▶ Action item:
Output each record below exactly. No images go in the copy.

▶ Data supplied:
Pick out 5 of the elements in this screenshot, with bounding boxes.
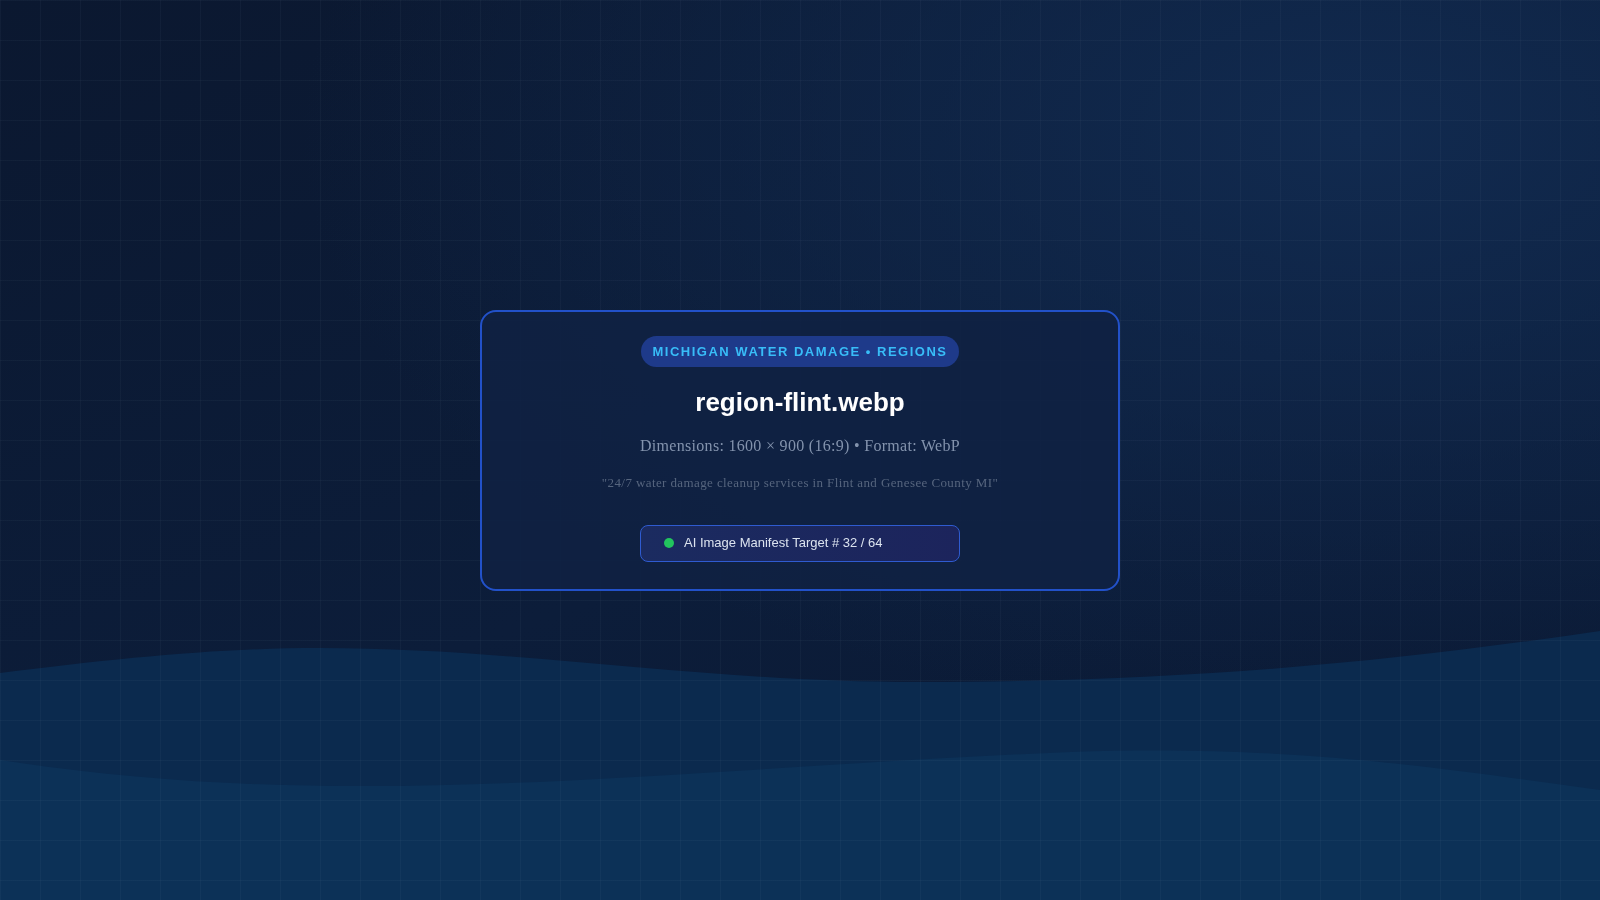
manifest-label: AI Image Manifest Target # 32 / 64 <box>684 534 883 552</box>
dimensions-text: Dimensions: 1600 × 900 (16:9) • Format: WebP <box>640 435 960 457</box>
caption-text: "24/7 water damage cleanup services in Flint and Genesee County MI" <box>601 473 999 492</box>
file-name-title: region-flint.webp <box>695 385 905 419</box>
category-badge: MICHIGAN WATER DAMAGE • REGIONS <box>640 335 960 367</box>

▶ Your solution:
Pick out 5 of the elements in this screenshot, with bounding boxes.
manifest-label: AI Image Manifest Target # 32 / 64 <box>684 534 883 552</box>
dimensions-text: Dimensions: 1600 × 900 (16:9) • Format: WebP <box>640 435 960 457</box>
caption-text: "24/7 water damage cleanup services in Flint and Genesee County MI" <box>601 473 999 492</box>
file-name-title: region-flint.webp <box>695 385 905 419</box>
category-badge: MICHIGAN WATER DAMAGE • REGIONS <box>640 335 960 367</box>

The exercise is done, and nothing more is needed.